↓↓↓

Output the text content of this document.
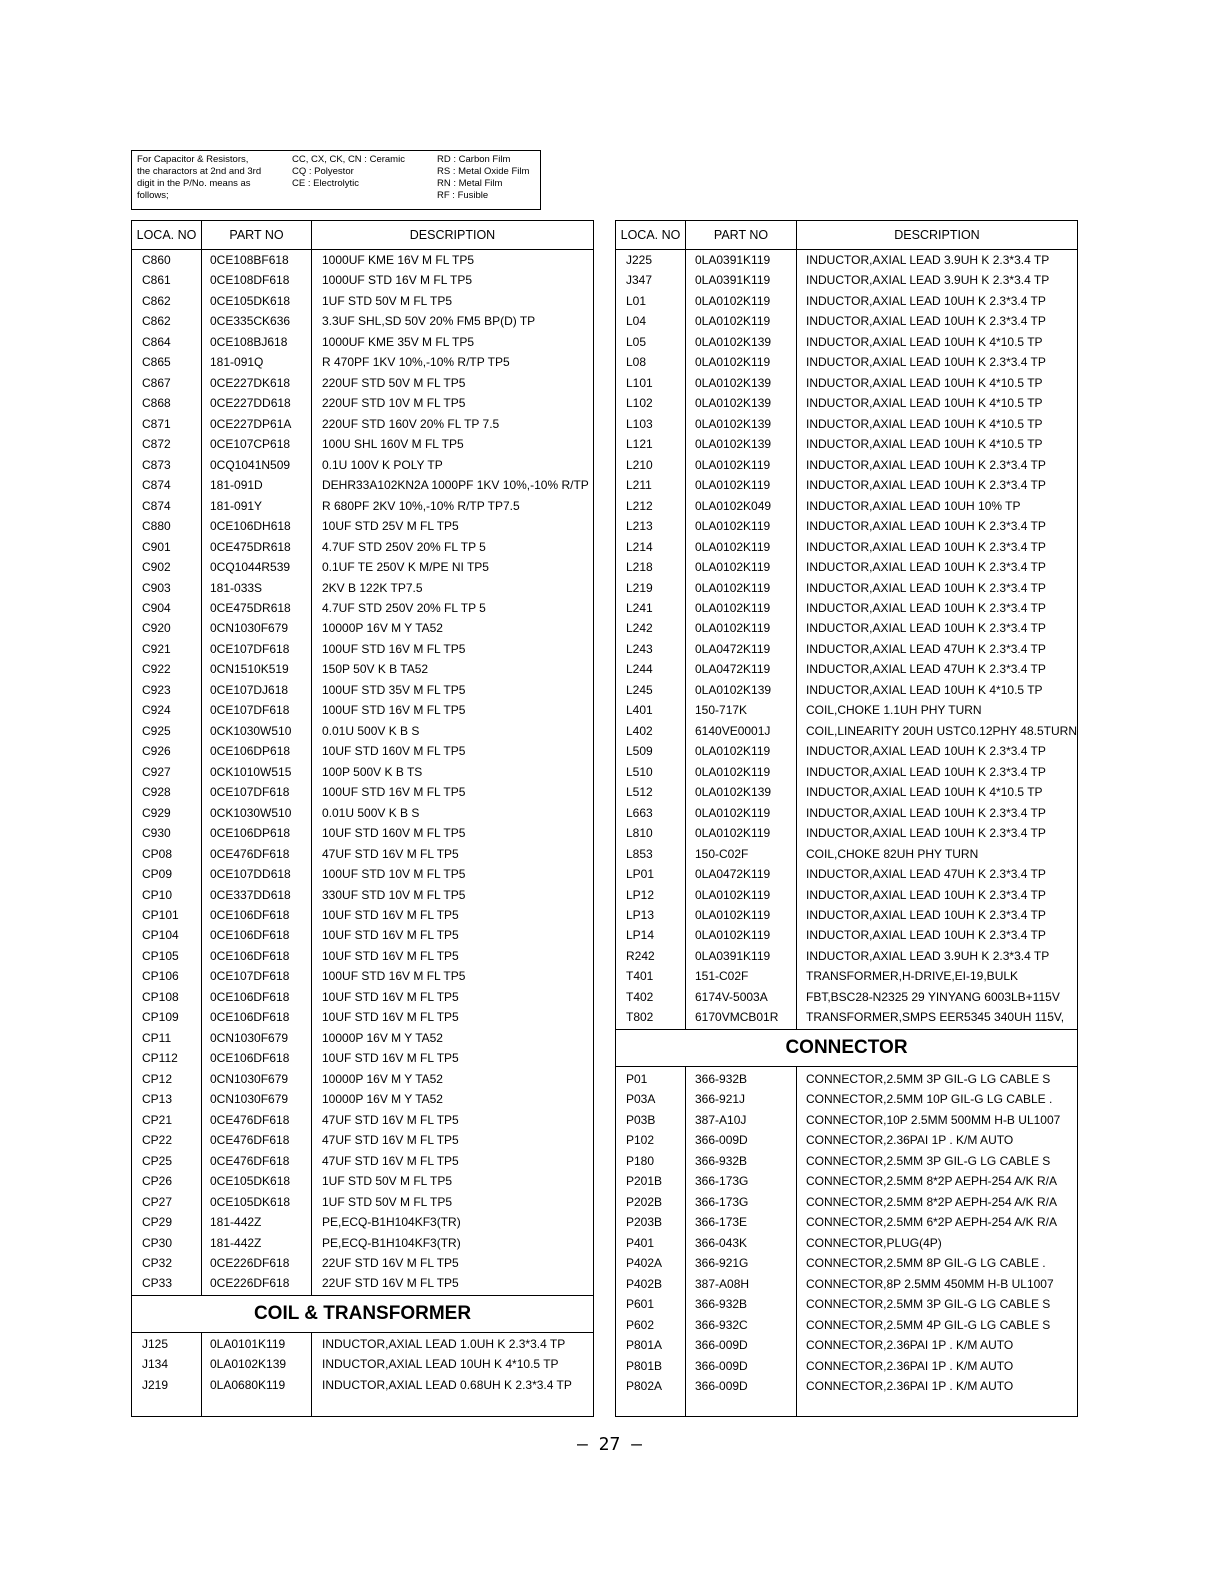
For Capacitor & Resistors,
the charactors at 2nd and 3rd
digit in the P/No. means as
follows;
CC, CX, CK, CN : Ceramic
CQ : Polyestor
CE : Electrolytic
RD : Carbon Film
RS : Metal Oxide Film
RN : Metal Film
RF : Fusible
LOCA. NO	PART NO	DESCRIPTION
C860	0CE108BF618	1000UF KME 16V M FL TP5
C861	0CE108DF618	1000UF STD 16V M FL TP5
C862	0CE105DK618	1UF STD 50V M FL TP5
C862	0CE335CK636	3.3UF SHL,SD 50V 20% FM5 BP(D) TP
C864	0CE108BJ618	1000UF KME 35V M FL TP5
C865	181-091Q	R 470PF 1KV 10%,-10% R/TP TP5
C867	0CE227DK618	220UF STD 50V M FL TP5
C868	0CE227DD618	220UF STD 10V M FL TP5
C871	0CE227DP61A	220UF STD 160V 20% FL TP 7.5
C872	0CE107CP618	100U SHL 160V M FL TP5
C873	0CQ1041N509	0.1U 100V K POLY TP
C874	181-091D	DEHR33A102KN2A 1000PF 1KV 10%,-10% R/TP
C874	181-091Y	R 680PF 2KV 10%,-10% R/TP TP7.5
C880	0CE106DH618	10UF STD 25V M FL TP5
C901	0CE475DR618	4.7UF STD 250V 20% FL TP 5
C902	0CQ1044R539	0.1UF TE 250V K M/PE NI TP5
C903	181-033S	2KV B 122K TP7.5
C904	0CE475DR618	4.7UF STD 250V 20% FL TP 5
C920	0CN1030F679	10000P 16V M Y TA52
C921	0CE107DF618	100UF STD 16V M FL TP5
C922	0CN1510K519	150P 50V K B TA52
C923	0CE107DJ618	100UF STD 35V M FL TP5
C924	0CE107DF618	100UF STD 16V M FL TP5
C925	0CK1030W510	0.01U 500V K B S
C926	0CE106DP618	10UF STD 160V M FL TP5
C927	0CK1010W515	100P 500V K B TS
C928	0CE107DF618	100UF STD 16V M FL TP5
C929	0CK1030W510	0.01U 500V K B S
C930	0CE106DP618	10UF STD 160V M FL TP5
CP08	0CE476DF618	47UF STD 16V M FL TP5
CP09	0CE107DD618	100UF STD 10V M FL TP5
CP10	0CE337DD618	330UF STD 10V M FL TP5
CP101	0CE106DF618	10UF STD 16V M FL TP5
CP104	0CE106DF618	10UF STD 16V M FL TP5
CP105	0CE106DF618	10UF STD 16V M FL TP5
CP106	0CE107DF618	100UF STD 16V M FL TP5
CP108	0CE106DF618	10UF STD 16V M FL TP5
CP109	0CE106DF618	10UF STD 16V M FL TP5
CP11	0CN1030F679	10000P 16V M Y TA52
CP112	0CE106DF618	10UF STD 16V M FL TP5
CP12	0CN1030F679	10000P 16V M Y TA52
CP13	0CN1030F679	10000P 16V M Y TA52
CP21	0CE476DF618	47UF STD 16V M FL TP5
CP22	0CE476DF618	47UF STD 16V M FL TP5
CP25	0CE476DF618	47UF STD 16V M FL TP5
CP26	0CE105DK618	1UF STD 50V M FL TP5
CP27	0CE105DK618	1UF STD 50V M FL TP5
CP29	181-442Z	PE,ECQ-B1H104KF3(TR)
CP30	181-442Z	PE,ECQ-B1H104KF3(TR)
CP32	0CE226DF618	22UF STD 16V M FL TP5
CP33	0CE226DF618	22UF STD 16V M FL TP5
COIL & TRANSFORMER
J125	0LA0101K119	INDUCTOR,AXIAL LEAD 1.0UH K 2.3*3.4 TP
J134	0LA0102K139	INDUCTOR,AXIAL LEAD 10UH K 4*10.5 TP
J219	0LA0680K119	INDUCTOR,AXIAL LEAD 0.68UH K 2.3*3.4 TP
LOCA. NO	PART NO	DESCRIPTION
J225	0LA0391K119	INDUCTOR,AXIAL LEAD 3.9UH K 2.3*3.4 TP
J347	0LA0391K119	INDUCTOR,AXIAL LEAD 3.9UH K 2.3*3.4 TP
L01	0LA0102K119	INDUCTOR,AXIAL LEAD 10UH K 2.3*3.4 TP
L04	0LA0102K119	INDUCTOR,AXIAL LEAD 10UH K 2.3*3.4 TP
L05	0LA0102K139	INDUCTOR,AXIAL LEAD 10UH K 4*10.5 TP
L08	0LA0102K119	INDUCTOR,AXIAL LEAD 10UH K 2.3*3.4 TP
L101	0LA0102K139	INDUCTOR,AXIAL LEAD 10UH K 4*10.5 TP
L102	0LA0102K139	INDUCTOR,AXIAL LEAD 10UH K 4*10.5 TP
L103	0LA0102K139	INDUCTOR,AXIAL LEAD 10UH K 4*10.5 TP
L121	0LA0102K139	INDUCTOR,AXIAL LEAD 10UH K 4*10.5 TP
L210	0LA0102K119	INDUCTOR,AXIAL LEAD 10UH K 2.3*3.4 TP
L211	0LA0102K119	INDUCTOR,AXIAL LEAD 10UH K 2.3*3.4 TP
L212	0LA0102K049	INDUCTOR,AXIAL LEAD 10UH 10% TP
L213	0LA0102K119	INDUCTOR,AXIAL LEAD 10UH K 2.3*3.4 TP
L214	0LA0102K119	INDUCTOR,AXIAL LEAD 10UH K 2.3*3.4 TP
L218	0LA0102K119	INDUCTOR,AXIAL LEAD 10UH K 2.3*3.4 TP
L219	0LA0102K119	INDUCTOR,AXIAL LEAD 10UH K 2.3*3.4 TP
L241	0LA0102K119	INDUCTOR,AXIAL LEAD 10UH K 2.3*3.4 TP
L242	0LA0102K119	INDUCTOR,AXIAL LEAD 10UH K 2.3*3.4 TP
L243	0LA0472K119	INDUCTOR,AXIAL LEAD 47UH K 2.3*3.4 TP
L244	0LA0472K119	INDUCTOR,AXIAL LEAD 47UH K 2.3*3.4 TP
L245	0LA0102K139	INDUCTOR,AXIAL LEAD 10UH K 4*10.5 TP
L401	150-717K	COIL,CHOKE 1.1UH PHY TURN
L402	6140VE0001J	COIL,LINEARITY 20UH USTC0.12PHY 48.5TURN
L509	0LA0102K119	INDUCTOR,AXIAL LEAD 10UH K 2.3*3.4 TP
L510	0LA0102K119	INDUCTOR,AXIAL LEAD 10UH K 2.3*3.4 TP
L512	0LA0102K139	INDUCTOR,AXIAL LEAD 10UH K 4*10.5 TP
L663	0LA0102K119	INDUCTOR,AXIAL LEAD 10UH K 2.3*3.4 TP
L810	0LA0102K119	INDUCTOR,AXIAL LEAD 10UH K 2.3*3.4 TP
L853	150-C02F	COIL,CHOKE 82UH PHY TURN
LP01	0LA0472K119	INDUCTOR,AXIAL LEAD 47UH K 2.3*3.4 TP
LP12	0LA0102K119	INDUCTOR,AXIAL LEAD 10UH K 2.3*3.4 TP
LP13	0LA0102K119	INDUCTOR,AXIAL LEAD 10UH K 2.3*3.4 TP
LP14	0LA0102K119	INDUCTOR,AXIAL LEAD 10UH K 2.3*3.4 TP
R242	0LA0391K119	INDUCTOR,AXIAL LEAD 3.9UH K 2.3*3.4 TP
T401	151-C02F	TRANSFORMER,H-DRIVE,EI-19,BULK
T402	6174V-5003A	FBT,BSC28-N2325 29 YINYANG 6003LB+115V
T802	6170VMCB01R TRANSFORMER,SMPS EER5345 340UH 115V,
CONNECTOR
P01	366-932B	CONNECTOR,2.5MM 3P GIL-G LG CABLE S
P03A	366-921J	CONNECTOR,2.5MM 10P GIL-G LG CABLE .
P03B	387-A10J	CONNECTOR,10P 2.5MM 500MM H-B UL1007
P102	366-009D	CONNECTOR,2.36PAI 1P . K/M AUTO
P180	366-932B	CONNECTOR,2.5MM 3P GIL-G LG CABLE S
P201B	366-173G	CONNECTOR,2.5MM 8*2P AEPH-254 A/K R/A
P202B	366-173G	CONNECTOR,2.5MM 8*2P AEPH-254 A/K R/A
P203B	366-173E	CONNECTOR,2.5MM 6*2P AEPH-254 A/K R/A
P401	366-043K	CONNECTOR,PLUG(4P)
P402A	366-921G	CONNECTOR,2.5MM 8P GIL-G LG CABLE .
P402B	387-A08H	CONNECTOR,8P 2.5MM 450MM H-B UL1007
P601	366-932B	CONNECTOR,2.5MM 3P GIL-G LG CABLE S
P602	366-932C	CONNECTOR,2.5MM 4P GIL-G LG CABLE S
P801A	366-009D	CONNECTOR,2.36PAI 1P . K/M AUTO
P801B	366-009D	CONNECTOR,2.36PAI 1P . K/M AUTO
P802A	366-009D	CONNECTOR,2.36PAI 1P . K/M AUTO
– 27 –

↑↑↑

## Problem requirements
From the records above, pick out and copy each line holding the word "CHOKE".

## Expected answer
L401	150-717K	COIL,CHOKE 1.1UH PHY TURN
L853	150-C02F	COIL,CHOKE 82UH PHY TURN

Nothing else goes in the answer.